- Directive -
Copy the records below exactly, leaving out every picture.

- Recorded information -
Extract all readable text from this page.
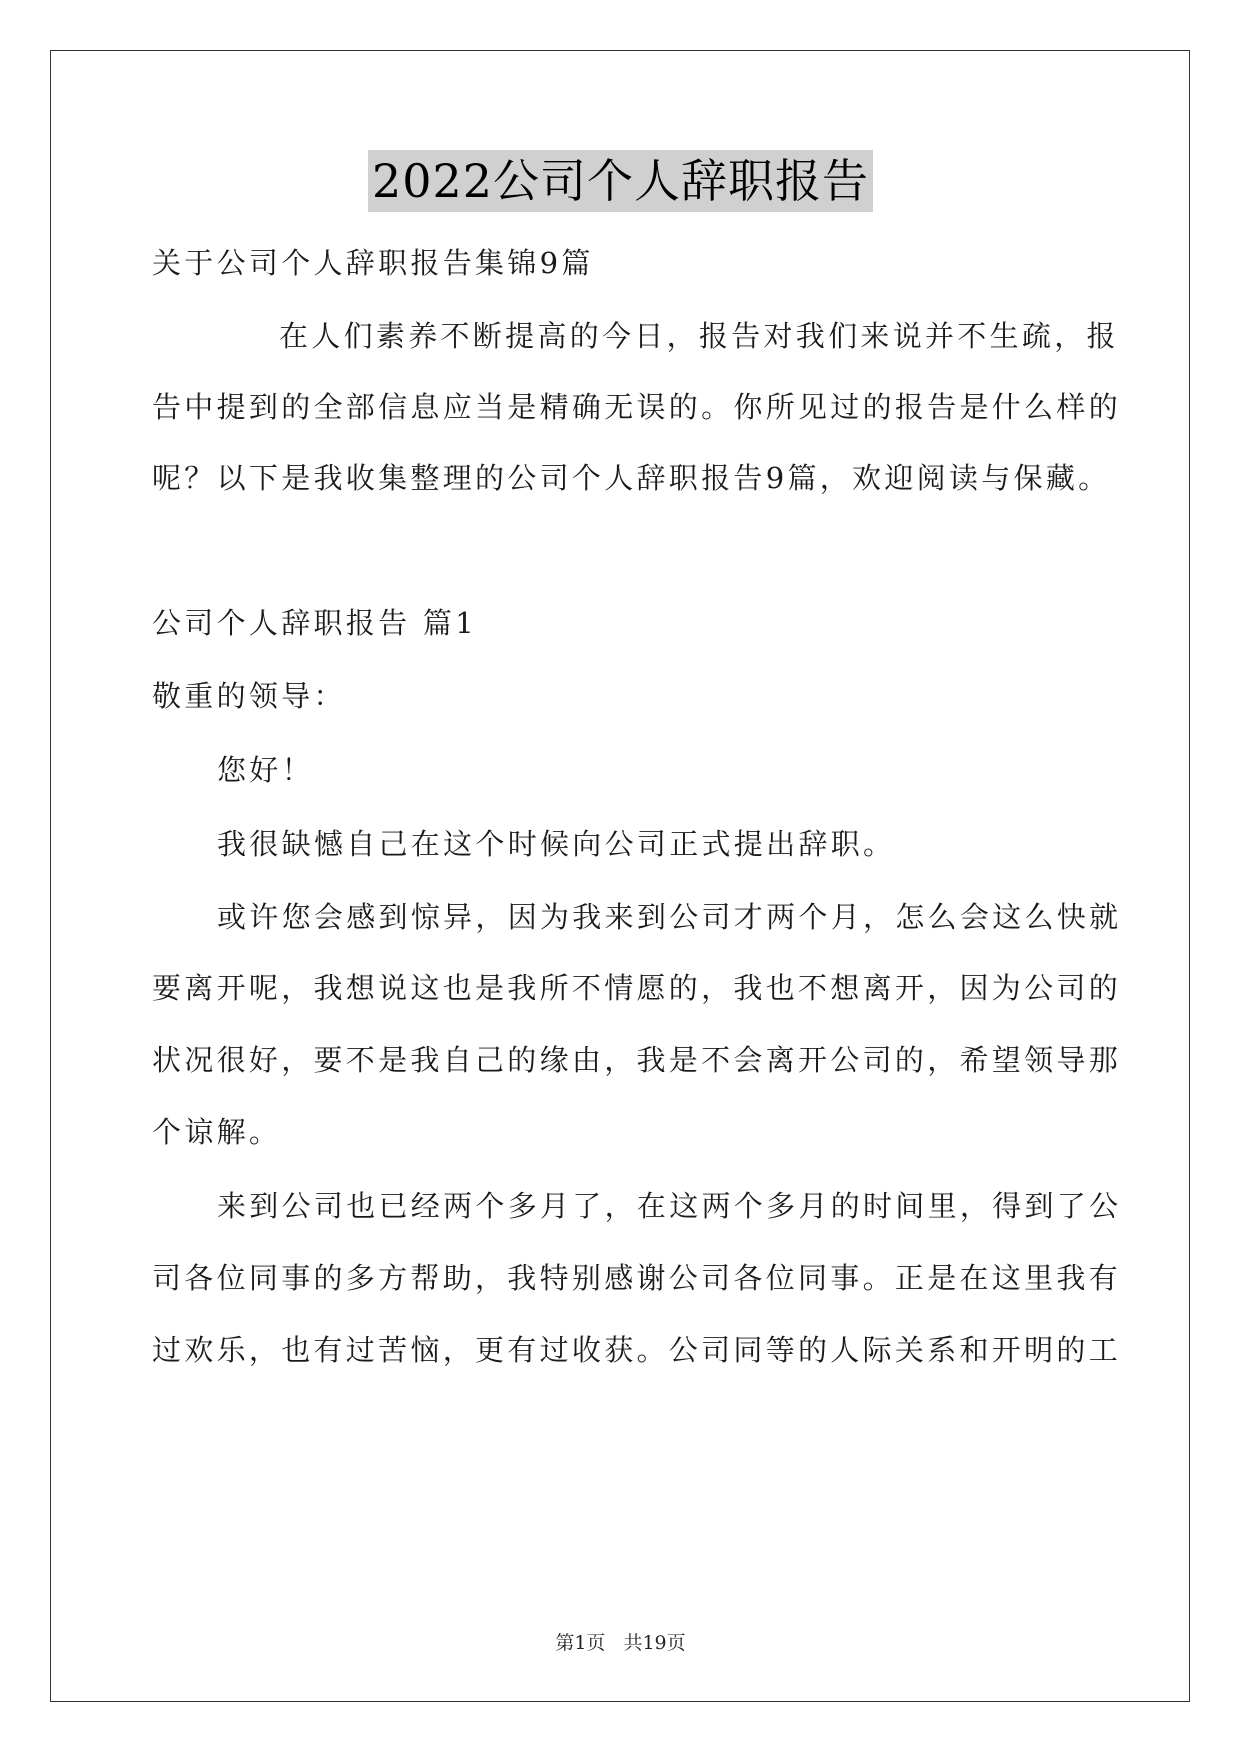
2022公司个人辞职报告
关于公司个人辞职报告集锦9篇
在人们素养不断提高的今日，报告对我们来说并不生疏，报
告中提到的全部信息应当是精确无误的。你所见过的报告是什么样的
呢？以下是我收集整理的公司个人辞职报告9篇，欢迎阅读与保藏。
公司个人辞职报告 篇1
敬重的领导：
您好！
我很缺憾自己在这个时候向公司正式提出辞职。
或许您会感到惊异，因为我来到公司才两个月，怎么会这么快就
要离开呢，我想说这也是我所不情愿的，我也不想离开，因为公司的
状况很好，要不是我自己的缘由，我是不会离开公司的，希望领导那
个谅解。
来到公司也已经两个多月了，在这两个多月的时间里，得到了公
司各位同事的多方帮助，我特别感谢公司各位同事。正是在这里我有
过欢乐，也有过苦恼，更有过收获。公司同等的人际关系和开明的工
第1页 共19页
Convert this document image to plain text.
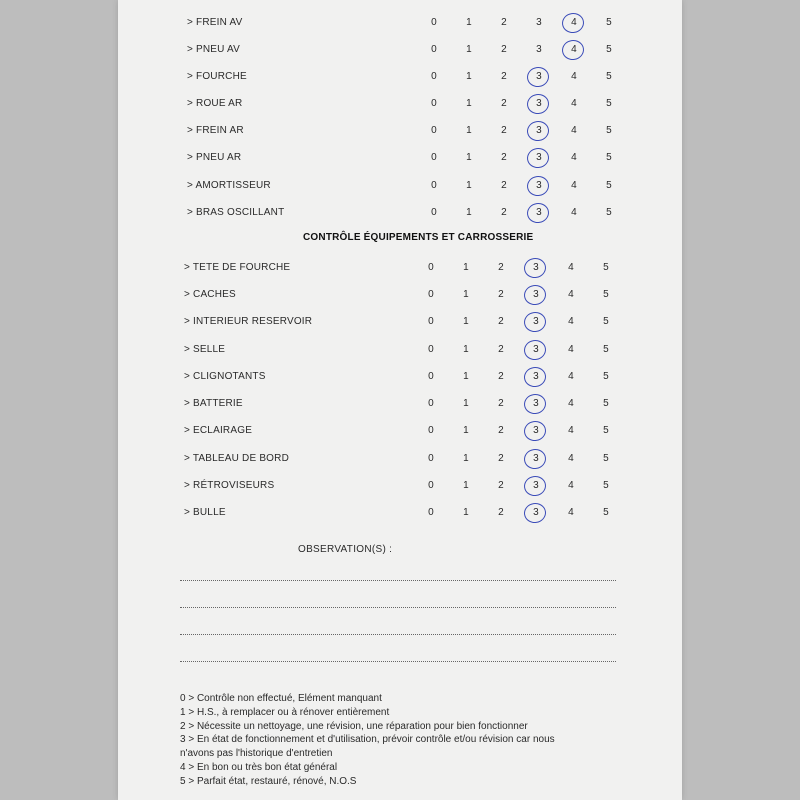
> FREIN AV	0	1	2	3	4	5
> PNEU AV	0	1	2	3	4	5
> FOURCHE	0	1	2	3	4	5
> ROUE AR	0	1	2	3	4	5
> FREIN AR	0	1	2	3	4	5
> PNEU AR	0	1	2	3	4	5
> AMORTISSEUR	0	1	2	3	4	5
> BRAS OSCILLANT	0	1	2	3	4	5
> TETE DE FOURCHE	0	1	2	3	4	5
> CACHES	0	1	2	3	4	5
> INTERIEUR RESERVOIR	0	1	2	3	4	5
> SELLE	0	1	2	3	4	5
> CLIGNOTANTS	0	1	2	3	4	5
> BATTERIE	0	1	2	3	4	5
> ECLAIRAGE	0	1	2	3	4	5
> TABLEAU DE BORD	0	1	2	3	4	5
> RÉTROVISEURS	0	1	2	3	4	5
> BULLE	0	1	2	3	4	5
CONTRÔLE ÉQUIPEMENTS ET CARROSSERIE
OBSERVATION(S) :
0 > Contrôle non effectué, Elément manquant
1 > H.S., à remplacer ou à rénover entièrement
2 > Nécessite un nettoyage, une révision, une réparation pour bien fonctionner
3 > En état de fonctionnement et d'utilisation, prévoir contrôle et/ou révision car nous
n'avons pas l'historique d'entretien
4 > En bon ou très bon état général
5 > Parfait état, restauré, rénové, N.O.S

- Result for this task -
Extract all readable text from this page.
2022公司个人辞职报告
关于公司个人辞职报告集锦9篇
在人们素养不断提高的今日，报告对我们来说并不生疏，报
告中提到的全部信息应当是精确无误的。你所见过的报告是什么样的
呢？以下是我收集整理的公司个人辞职报告9篇，欢迎阅读与保藏。
公司个人辞职报告 篇1
敬重的领导：
您好！
我很缺憾自己在这个时候向公司正式提出辞职。
或许您会感到惊异，因为我来到公司才两个月，怎么会这么快就
要离开呢，我想说这也是我所不情愿的，我也不想离开，因为公司的
状况很好，要不是我自己的缘由，我是不会离开公司的，希望领导那
个谅解。
来到公司也已经两个多月了，在这两个多月的时间里，得到了公
司各位同事的多方帮助，我特别感谢公司各位同事。正是在这里我有
过欢乐，也有过苦恼，更有过收获。公司同等的人际关系和开明的工
第1页 共19页
Convert this document image to plain text.
> FREIN AV	0	1	2	3	4	5
> PNEU AV	0	1	2	3	4	5
> FOURCHE	0	1	2	3	4	5
> ROUE AR	0	1	2	3	4	5
> FREIN AR	0	1	2	3	4	5
> PNEU AR	0	1	2	3	4	5
> AMORTISSEUR	0	1	2	3	4	5
> BRAS OSCILLANT	0	1	2	3	4	5
> TETE DE FOURCHE	0	1	2	3	4	5
> CACHES	0	1	2	3	4	5
> INTERIEUR RESERVOIR	0	1	2	3	4	5
> SELLE	0	1	2	3	4	5
> CLIGNOTANTS	0	1	2	3	4	5
> BATTERIE	0	1	2	3	4	5
> ECLAIRAGE	0	1	2	3	4	5
> TABLEAU DE BORD	0	1	2	3	4	5
> RÉTROVISEURS	0	1	2	3	4	5
> BULLE	0	1	2	3	4	5
CONTRÔLE ÉQUIPEMENTS ET CARROSSERIE
OBSERVATION(S) :
0 > Contrôle non effectué, Elément manquant
1 > H.S., à remplacer ou à rénover entièrement
2 > Nécessite un nettoyage, une révision, une réparation pour bien fonctionner
3 > En état de fonctionnement et d'utilisation, prévoir contrôle et/ou révision car nous
n'avons pas l'historique d'entretien
4 > En bon ou très bon état général
5 > Parfait état, restauré, rénové, N.O.S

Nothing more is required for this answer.